Extract every line that contains the word "heart".

(begin)

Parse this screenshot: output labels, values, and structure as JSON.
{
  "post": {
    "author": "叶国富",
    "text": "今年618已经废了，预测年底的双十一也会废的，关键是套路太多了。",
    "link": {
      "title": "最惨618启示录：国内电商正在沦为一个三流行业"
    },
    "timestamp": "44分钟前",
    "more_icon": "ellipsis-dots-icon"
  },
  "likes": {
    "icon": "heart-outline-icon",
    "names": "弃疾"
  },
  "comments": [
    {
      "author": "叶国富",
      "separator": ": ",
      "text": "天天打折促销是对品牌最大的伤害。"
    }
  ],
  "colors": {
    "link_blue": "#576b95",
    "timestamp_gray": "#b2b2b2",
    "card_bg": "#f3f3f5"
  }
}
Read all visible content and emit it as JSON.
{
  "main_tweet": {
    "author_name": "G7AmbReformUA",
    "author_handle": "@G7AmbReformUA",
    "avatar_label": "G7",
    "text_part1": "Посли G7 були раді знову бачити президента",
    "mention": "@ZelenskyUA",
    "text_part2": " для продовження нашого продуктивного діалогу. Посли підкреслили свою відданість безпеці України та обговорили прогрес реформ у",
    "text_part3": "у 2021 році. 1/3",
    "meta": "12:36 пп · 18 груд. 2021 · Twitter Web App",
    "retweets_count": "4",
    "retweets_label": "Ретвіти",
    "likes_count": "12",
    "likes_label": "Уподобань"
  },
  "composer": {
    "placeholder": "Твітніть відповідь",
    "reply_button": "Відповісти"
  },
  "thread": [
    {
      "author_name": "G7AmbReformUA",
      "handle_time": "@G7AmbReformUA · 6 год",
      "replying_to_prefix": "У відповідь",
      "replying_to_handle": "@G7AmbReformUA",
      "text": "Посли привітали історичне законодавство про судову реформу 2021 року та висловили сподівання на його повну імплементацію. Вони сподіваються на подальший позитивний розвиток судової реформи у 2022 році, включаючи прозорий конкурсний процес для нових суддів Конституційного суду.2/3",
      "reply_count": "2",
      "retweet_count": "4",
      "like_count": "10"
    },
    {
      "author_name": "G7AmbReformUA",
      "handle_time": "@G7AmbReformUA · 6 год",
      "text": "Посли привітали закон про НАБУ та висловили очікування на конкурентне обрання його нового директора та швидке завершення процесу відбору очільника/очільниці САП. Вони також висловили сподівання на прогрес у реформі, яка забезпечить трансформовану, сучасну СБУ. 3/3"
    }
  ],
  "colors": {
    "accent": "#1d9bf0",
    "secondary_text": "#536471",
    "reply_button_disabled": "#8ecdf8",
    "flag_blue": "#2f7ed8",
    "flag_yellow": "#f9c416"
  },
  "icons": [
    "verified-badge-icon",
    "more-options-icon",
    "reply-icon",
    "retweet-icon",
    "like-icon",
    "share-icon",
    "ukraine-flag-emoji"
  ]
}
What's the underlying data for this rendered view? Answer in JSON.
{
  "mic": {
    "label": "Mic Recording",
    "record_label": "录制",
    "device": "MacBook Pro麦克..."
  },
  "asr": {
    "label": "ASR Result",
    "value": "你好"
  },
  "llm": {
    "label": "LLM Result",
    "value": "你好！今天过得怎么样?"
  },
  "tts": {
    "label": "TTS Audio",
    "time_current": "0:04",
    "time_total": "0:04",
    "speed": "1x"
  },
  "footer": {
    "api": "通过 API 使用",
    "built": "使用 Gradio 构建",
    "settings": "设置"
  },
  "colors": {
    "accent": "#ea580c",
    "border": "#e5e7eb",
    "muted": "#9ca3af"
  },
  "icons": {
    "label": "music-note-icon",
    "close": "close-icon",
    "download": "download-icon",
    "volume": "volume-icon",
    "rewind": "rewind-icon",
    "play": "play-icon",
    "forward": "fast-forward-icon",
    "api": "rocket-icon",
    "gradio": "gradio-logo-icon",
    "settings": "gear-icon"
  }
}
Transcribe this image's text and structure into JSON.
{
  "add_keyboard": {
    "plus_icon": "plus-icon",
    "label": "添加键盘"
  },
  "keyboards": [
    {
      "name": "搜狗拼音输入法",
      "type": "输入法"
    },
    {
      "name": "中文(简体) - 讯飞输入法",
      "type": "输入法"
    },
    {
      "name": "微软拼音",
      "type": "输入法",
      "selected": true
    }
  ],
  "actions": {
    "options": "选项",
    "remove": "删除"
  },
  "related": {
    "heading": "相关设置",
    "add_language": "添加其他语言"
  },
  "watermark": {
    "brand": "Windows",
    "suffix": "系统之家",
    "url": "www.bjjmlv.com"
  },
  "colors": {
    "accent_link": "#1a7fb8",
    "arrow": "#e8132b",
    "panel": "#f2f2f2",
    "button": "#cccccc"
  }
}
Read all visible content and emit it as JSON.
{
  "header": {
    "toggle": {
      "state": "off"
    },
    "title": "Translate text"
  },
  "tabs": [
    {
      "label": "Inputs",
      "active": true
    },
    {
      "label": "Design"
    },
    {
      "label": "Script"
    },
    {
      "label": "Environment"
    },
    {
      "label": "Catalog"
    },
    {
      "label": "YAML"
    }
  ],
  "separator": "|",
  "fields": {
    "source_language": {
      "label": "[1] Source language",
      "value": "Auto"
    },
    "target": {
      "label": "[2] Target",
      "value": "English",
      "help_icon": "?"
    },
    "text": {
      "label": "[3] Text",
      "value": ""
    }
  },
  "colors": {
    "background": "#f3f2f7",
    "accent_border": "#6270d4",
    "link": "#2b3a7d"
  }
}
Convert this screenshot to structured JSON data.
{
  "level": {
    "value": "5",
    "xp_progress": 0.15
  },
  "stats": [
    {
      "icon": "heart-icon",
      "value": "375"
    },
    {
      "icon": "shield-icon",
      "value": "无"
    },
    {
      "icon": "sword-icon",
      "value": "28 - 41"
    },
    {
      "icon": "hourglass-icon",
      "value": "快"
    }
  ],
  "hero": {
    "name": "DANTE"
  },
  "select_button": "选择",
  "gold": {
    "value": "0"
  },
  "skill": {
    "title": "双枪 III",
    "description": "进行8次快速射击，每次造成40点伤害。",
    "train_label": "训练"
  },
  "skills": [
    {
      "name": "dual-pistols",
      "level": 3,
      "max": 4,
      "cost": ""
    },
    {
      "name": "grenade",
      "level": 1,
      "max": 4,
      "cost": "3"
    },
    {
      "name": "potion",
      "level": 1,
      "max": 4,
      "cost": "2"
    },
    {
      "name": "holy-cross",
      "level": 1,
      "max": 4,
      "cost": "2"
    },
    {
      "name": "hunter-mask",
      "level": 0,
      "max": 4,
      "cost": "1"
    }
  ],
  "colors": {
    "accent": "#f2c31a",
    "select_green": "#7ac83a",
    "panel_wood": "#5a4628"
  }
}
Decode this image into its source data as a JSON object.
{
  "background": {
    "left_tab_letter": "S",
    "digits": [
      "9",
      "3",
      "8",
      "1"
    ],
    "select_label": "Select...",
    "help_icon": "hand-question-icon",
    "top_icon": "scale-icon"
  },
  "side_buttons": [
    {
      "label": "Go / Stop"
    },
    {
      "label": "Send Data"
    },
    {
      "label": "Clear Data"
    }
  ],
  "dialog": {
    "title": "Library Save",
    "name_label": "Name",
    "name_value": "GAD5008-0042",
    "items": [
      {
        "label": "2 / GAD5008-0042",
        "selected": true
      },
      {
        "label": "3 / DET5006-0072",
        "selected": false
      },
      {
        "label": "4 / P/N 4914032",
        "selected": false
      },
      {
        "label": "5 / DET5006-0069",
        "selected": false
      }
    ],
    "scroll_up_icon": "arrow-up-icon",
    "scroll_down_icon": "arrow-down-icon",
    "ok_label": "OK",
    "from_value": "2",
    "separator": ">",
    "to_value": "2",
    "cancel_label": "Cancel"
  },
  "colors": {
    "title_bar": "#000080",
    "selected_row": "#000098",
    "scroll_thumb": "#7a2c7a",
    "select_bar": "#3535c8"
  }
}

(end)

== Answer in full ==
    "icon": "heart-outline-icon",
      "icon": "heart-icon",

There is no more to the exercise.